Reproduce the following documentation page for gsnImportDAVID in full, word for word.
══ Selected excerpt
Learn R Programming

GSNA (version 0.1.4.2)

gsnImportDAVID: gsnImportDAVID

Description

Add DAVID search data to a GSNData object, as generated by the the DAVID web application (https://david.ncifcrf.gov/) output using either the "Functional Annotation Chart" or "Functional Annotation Cluster" results output options. The data set can be either in the form of a data.frame or specified as import from an output text file. (See Details below)

Usage

gsnImportDAVID(
  object,
  pathways_data = NULL,
  filename = NULL,
  id_col = NULL,
  stat_col = NULL,
  sig_order = NULL,
  n_col = NULL,
  sep = "\t"
)

Value

This returns a GSNData object containing imported pathways data.

Arguments

object

A GSNData object.

pathways_data

An (optional) data.frame containing the results of DAVID analysis. (Either this or the filename argument must be set. Such a data.frame can be obtained by using the read_david_data_file() function to parse a DAVID "Functional Annotation Chart" or "Functional Annotation Cluster" results text file with the default options (output = "flat", redundant = FALSE, sep = "\t").
════
══ Extracted material
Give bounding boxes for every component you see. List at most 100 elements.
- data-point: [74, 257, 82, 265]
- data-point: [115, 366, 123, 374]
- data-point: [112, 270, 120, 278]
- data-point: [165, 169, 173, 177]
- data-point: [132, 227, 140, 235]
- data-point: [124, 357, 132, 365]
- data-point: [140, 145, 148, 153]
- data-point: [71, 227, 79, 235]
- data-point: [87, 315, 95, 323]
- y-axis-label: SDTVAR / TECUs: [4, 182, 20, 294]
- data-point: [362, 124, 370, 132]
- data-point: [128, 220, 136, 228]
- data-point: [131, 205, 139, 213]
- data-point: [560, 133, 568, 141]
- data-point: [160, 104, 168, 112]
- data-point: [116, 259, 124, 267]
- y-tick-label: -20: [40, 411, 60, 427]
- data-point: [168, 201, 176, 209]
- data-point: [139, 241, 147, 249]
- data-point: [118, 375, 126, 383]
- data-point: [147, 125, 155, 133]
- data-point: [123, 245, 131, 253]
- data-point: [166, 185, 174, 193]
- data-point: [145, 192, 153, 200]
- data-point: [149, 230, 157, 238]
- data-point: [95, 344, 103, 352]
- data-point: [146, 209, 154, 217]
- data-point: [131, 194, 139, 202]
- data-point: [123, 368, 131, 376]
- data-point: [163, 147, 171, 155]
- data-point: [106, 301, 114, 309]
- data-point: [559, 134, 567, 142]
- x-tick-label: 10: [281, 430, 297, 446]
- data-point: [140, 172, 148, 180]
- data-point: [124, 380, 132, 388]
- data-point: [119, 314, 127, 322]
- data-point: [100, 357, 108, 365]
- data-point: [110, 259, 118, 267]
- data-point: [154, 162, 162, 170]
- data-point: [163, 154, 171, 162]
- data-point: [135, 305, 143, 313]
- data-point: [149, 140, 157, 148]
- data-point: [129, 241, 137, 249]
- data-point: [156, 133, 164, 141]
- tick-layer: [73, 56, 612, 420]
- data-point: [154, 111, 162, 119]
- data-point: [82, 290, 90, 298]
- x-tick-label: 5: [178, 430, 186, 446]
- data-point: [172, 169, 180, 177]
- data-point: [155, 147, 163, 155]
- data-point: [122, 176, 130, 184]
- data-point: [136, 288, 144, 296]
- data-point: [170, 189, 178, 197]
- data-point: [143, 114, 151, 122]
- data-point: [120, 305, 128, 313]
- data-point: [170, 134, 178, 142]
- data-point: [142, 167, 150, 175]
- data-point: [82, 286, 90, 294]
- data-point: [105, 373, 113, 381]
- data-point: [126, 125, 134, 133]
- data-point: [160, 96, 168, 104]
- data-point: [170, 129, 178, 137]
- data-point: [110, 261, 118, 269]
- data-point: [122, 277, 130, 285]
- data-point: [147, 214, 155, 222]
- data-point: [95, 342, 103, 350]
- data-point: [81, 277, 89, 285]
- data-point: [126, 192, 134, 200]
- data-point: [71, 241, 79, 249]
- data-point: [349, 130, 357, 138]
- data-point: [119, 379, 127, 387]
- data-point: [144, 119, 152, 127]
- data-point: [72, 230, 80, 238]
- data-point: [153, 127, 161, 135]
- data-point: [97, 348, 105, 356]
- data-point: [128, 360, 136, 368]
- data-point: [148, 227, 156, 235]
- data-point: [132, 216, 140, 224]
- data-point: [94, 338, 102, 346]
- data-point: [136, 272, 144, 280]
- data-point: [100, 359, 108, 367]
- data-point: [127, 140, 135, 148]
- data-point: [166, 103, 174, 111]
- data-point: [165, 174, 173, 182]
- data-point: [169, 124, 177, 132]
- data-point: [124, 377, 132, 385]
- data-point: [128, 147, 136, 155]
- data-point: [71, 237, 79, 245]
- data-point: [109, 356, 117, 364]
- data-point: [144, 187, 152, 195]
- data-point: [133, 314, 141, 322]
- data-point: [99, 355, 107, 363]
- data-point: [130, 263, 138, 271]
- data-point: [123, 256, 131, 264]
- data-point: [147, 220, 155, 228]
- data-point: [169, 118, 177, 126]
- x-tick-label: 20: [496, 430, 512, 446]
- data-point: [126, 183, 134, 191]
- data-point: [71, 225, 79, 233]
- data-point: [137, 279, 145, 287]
════
» Answer space
Learn R Programming

GSNA (version 0.1.4.2)

gsnImportDAVID: gsnImportDAVID

Description

Add DAVID search data to a GSNData object, as generated by the the DAVID web application (https://david.ncifcrf.gov/) output using either the "Functional Annotation Chart" or "Functional Annotation Cluster" results output options. The data set can be either in the form of a data.frame or specified as import from an output text file. (See Details below)

Usage

gsnImportDAVID(
  object,
  pathways_data = NULL,
  filename = NULL,
  id_col = NULL,
  stat_col = NULL,
  sig_order = NULL,
  n_col = NULL,
  sep = "\t"
)

Value

This returns a GSNData object containing imported pathways data.

Arguments

object

A GSNData object.

pathways_data

An (optional) data.frame containing the results of DAVID analysis. (Either this or the filename argument must be set. Such a data.frame can be obtained by using the read_david_data_file() function to parse a DAVID "Functional Annotation Chart" or "Functional Annotation Cluster" results text file with the default options (output = "flat", redundant = FALSE, sep = "\t").